▶ [Job]:
Reproduce each of the entries below, line for line, with no changes.

▶ [Source records]:

--*--

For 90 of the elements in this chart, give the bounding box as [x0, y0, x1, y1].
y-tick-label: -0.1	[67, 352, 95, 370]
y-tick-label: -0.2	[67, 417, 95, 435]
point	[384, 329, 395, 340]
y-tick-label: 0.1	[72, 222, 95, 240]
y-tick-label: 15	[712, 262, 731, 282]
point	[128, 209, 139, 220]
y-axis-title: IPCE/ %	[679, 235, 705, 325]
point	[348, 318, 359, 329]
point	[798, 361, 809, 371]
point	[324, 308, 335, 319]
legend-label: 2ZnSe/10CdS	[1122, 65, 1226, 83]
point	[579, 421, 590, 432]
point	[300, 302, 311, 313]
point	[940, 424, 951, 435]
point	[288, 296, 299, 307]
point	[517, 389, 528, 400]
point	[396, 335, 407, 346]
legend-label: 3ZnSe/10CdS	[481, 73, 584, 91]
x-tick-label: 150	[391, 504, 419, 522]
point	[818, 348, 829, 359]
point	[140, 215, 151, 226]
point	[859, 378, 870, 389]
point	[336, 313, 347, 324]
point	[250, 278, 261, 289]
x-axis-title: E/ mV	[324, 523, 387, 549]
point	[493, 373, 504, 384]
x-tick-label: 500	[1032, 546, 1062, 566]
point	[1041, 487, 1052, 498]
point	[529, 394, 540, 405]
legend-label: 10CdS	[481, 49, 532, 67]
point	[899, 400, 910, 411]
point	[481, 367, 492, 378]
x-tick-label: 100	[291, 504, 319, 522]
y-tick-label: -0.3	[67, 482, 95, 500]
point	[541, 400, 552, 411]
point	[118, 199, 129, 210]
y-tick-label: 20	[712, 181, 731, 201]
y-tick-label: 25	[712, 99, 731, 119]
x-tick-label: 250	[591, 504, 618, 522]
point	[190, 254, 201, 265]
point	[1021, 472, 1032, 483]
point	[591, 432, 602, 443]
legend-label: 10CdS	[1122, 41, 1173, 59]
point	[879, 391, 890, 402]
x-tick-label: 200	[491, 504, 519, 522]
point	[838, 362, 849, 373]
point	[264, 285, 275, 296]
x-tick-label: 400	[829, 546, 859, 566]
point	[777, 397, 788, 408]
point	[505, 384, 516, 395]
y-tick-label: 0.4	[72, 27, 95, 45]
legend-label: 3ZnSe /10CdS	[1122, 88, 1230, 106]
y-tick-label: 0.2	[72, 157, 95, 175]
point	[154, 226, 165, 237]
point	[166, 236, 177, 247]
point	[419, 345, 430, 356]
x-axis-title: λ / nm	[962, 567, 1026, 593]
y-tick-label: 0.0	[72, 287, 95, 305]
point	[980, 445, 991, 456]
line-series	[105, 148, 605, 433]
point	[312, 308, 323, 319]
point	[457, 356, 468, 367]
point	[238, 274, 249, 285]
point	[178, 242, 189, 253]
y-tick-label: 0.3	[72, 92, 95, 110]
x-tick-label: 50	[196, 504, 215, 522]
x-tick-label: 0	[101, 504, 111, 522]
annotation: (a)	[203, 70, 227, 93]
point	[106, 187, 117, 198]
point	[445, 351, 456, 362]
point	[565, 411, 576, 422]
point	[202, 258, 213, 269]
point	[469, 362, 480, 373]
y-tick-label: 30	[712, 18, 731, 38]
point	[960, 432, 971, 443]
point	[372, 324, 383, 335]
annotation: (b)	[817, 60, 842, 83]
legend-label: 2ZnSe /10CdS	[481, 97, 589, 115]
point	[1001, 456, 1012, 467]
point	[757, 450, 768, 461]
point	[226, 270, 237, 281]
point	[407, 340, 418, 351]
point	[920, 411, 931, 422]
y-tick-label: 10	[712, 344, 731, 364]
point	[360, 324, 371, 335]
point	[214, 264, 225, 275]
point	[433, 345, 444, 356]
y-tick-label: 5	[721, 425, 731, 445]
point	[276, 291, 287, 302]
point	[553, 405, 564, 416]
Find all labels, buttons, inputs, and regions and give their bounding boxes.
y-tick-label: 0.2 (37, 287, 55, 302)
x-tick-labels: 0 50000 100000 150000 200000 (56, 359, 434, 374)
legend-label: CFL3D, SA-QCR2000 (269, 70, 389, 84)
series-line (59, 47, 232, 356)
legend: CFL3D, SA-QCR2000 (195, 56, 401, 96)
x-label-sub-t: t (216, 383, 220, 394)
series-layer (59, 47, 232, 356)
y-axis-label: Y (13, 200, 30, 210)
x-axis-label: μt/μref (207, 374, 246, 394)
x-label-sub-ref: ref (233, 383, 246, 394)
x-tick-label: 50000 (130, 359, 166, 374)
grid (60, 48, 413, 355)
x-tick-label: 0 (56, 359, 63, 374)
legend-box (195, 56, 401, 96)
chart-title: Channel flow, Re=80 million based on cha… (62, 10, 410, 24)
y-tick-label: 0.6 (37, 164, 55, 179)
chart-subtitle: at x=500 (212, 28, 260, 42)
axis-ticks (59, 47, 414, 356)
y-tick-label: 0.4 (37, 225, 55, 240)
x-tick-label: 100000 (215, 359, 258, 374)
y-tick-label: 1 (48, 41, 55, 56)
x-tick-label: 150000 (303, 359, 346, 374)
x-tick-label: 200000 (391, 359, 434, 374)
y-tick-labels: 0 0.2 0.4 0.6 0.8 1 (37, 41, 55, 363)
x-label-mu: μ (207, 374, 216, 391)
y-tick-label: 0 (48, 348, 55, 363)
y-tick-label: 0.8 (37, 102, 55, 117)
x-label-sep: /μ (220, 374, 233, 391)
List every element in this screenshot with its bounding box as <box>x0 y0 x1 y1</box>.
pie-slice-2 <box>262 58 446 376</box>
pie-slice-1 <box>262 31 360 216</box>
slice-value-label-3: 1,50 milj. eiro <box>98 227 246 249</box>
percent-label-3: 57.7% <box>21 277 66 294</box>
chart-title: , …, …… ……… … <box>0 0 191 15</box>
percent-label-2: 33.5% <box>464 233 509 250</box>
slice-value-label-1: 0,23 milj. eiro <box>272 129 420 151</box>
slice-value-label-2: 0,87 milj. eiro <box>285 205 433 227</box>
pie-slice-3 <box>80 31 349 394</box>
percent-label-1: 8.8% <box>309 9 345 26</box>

--*--

▶ [Answer to this task]:
For 90 of the elements in this chart, give the bounding box as [x0, y0, x1, y1].
y-tick-label: -0.1	[67, 352, 95, 370]
y-tick-label: -0.2	[67, 417, 95, 435]
point	[384, 329, 395, 340]
y-tick-label: 0.1	[72, 222, 95, 240]
y-tick-label: 15	[712, 262, 731, 282]
point	[128, 209, 139, 220]
y-axis-title: IPCE/ %	[679, 235, 705, 325]
point	[348, 318, 359, 329]
point	[798, 361, 809, 371]
point	[324, 308, 335, 319]
legend-label: 2ZnSe/10CdS	[1122, 65, 1226, 83]
point	[579, 421, 590, 432]
point	[300, 302, 311, 313]
point	[940, 424, 951, 435]
point	[288, 296, 299, 307]
point	[517, 389, 528, 400]
point	[396, 335, 407, 346]
legend-label: 3ZnSe/10CdS	[481, 73, 584, 91]
x-tick-label: 150	[391, 504, 419, 522]
point	[818, 348, 829, 359]
point	[140, 215, 151, 226]
point	[859, 378, 870, 389]
point	[336, 313, 347, 324]
point	[250, 278, 261, 289]
x-axis-title: E/ mV	[324, 523, 387, 549]
point	[493, 373, 504, 384]
x-tick-label: 500	[1032, 546, 1062, 566]
point	[1041, 487, 1052, 498]
point	[529, 394, 540, 405]
legend-label: 10CdS	[481, 49, 532, 67]
point	[899, 400, 910, 411]
point	[481, 367, 492, 378]
x-tick-label: 100	[291, 504, 319, 522]
y-tick-label: -0.3	[67, 482, 95, 500]
point	[541, 400, 552, 411]
point	[118, 199, 129, 210]
y-tick-label: 20	[712, 181, 731, 201]
y-tick-label: 25	[712, 99, 731, 119]
x-tick-label: 250	[591, 504, 618, 522]
point	[190, 254, 201, 265]
point	[1021, 472, 1032, 483]
point	[591, 432, 602, 443]
legend-label: 10CdS	[1122, 41, 1173, 59]
point	[879, 391, 890, 402]
x-tick-label: 200	[491, 504, 519, 522]
point	[838, 362, 849, 373]
point	[264, 285, 275, 296]
x-tick-label: 400	[829, 546, 859, 566]
point	[777, 397, 788, 408]
point	[505, 384, 516, 395]
y-tick-label: 0.4	[72, 27, 95, 45]
legend-label: 3ZnSe /10CdS	[1122, 88, 1230, 106]
y-tick-label: 0.2	[72, 157, 95, 175]
point	[154, 226, 165, 237]
point	[166, 236, 177, 247]
point	[419, 345, 430, 356]
x-axis-title: λ / nm	[962, 567, 1026, 593]
y-tick-label: 0.0	[72, 287, 95, 305]
point	[980, 445, 991, 456]
line-series	[105, 148, 605, 433]
point	[312, 308, 323, 319]
point	[457, 356, 468, 367]
point	[238, 274, 249, 285]
point	[178, 242, 189, 253]
y-tick-label: 0.3	[72, 92, 95, 110]
x-tick-label: 50	[196, 504, 215, 522]
x-tick-label: 0	[101, 504, 111, 522]
annotation: (a)	[203, 70, 227, 93]
point	[106, 187, 117, 198]
point	[445, 351, 456, 362]
point	[565, 411, 576, 422]
point	[202, 258, 213, 269]
point	[469, 362, 480, 373]
y-tick-label: 30	[712, 18, 731, 38]
point	[960, 432, 971, 443]
point	[372, 324, 383, 335]
annotation: (b)	[817, 60, 842, 83]
legend-label: 2ZnSe /10CdS	[481, 97, 589, 115]
point	[1001, 456, 1012, 467]
point	[757, 450, 768, 461]
point	[226, 270, 237, 281]
point	[407, 340, 418, 351]
point	[920, 411, 931, 422]
y-tick-label: 10	[712, 344, 731, 364]
point	[360, 324, 371, 335]
point	[214, 264, 225, 275]
point	[433, 345, 444, 356]
y-tick-label: 5	[721, 425, 731, 445]
point	[276, 291, 287, 302]
point	[553, 405, 564, 416]
Find all labels, buttons, inputs, and regions and give their bounding boxes.
y-tick-label: 0.2 (37, 287, 55, 302)
x-tick-labels: 0 50000 100000 150000 200000 (56, 359, 434, 374)
legend-label: CFL3D, SA-QCR2000 (269, 70, 389, 84)
series-line (59, 47, 232, 356)
legend: CFL3D, SA-QCR2000 (195, 56, 401, 96)
x-label-sub-t: t (216, 383, 220, 394)
series-layer (59, 47, 232, 356)
y-axis-label: Y (13, 200, 30, 210)
x-axis-label: μt/μref (207, 374, 246, 394)
x-label-sub-ref: ref (233, 383, 246, 394)
x-tick-label: 50000 (130, 359, 166, 374)
grid (60, 48, 413, 355)
x-tick-label: 0 (56, 359, 63, 374)
legend-box (195, 56, 401, 96)
chart-title: Channel flow, Re=80 million based on cha… (62, 10, 410, 24)
y-tick-label: 0.6 (37, 164, 55, 179)
chart-subtitle: at x=500 (212, 28, 260, 42)
axis-ticks (59, 47, 414, 356)
y-tick-label: 0.4 (37, 225, 55, 240)
x-tick-label: 100000 (215, 359, 258, 374)
y-tick-label: 1 (48, 41, 55, 56)
x-tick-label: 150000 (303, 359, 346, 374)
x-tick-label: 200000 (391, 359, 434, 374)
y-tick-labels: 0 0.2 0.4 0.6 0.8 1 (37, 41, 55, 363)
x-label-mu: μ (207, 374, 216, 391)
y-tick-label: 0 (48, 348, 55, 363)
y-tick-label: 0.8 (37, 102, 55, 117)
x-label-sep: /μ (220, 374, 233, 391)
List every element in this screenshot with its bounding box as <box>x0 y0 x1 y1</box>.
pie-slice-2 <box>262 58 446 376</box>
pie-slice-1 <box>262 31 360 216</box>
slice-value-label-3: 1,50 milj. eiro <box>98 227 246 249</box>
percent-label-3: 57.7% <box>21 277 66 294</box>
chart-title: , …, …… ……… … <box>0 0 191 15</box>
percent-label-2: 33.5% <box>464 233 509 250</box>
slice-value-label-1: 0,23 milj. eiro <box>272 129 420 151</box>
slice-value-label-2: 0,87 milj. eiro <box>285 205 433 227</box>
pie-slice-3 <box>80 31 349 394</box>
percent-label-1: 8.8% <box>309 9 345 26</box>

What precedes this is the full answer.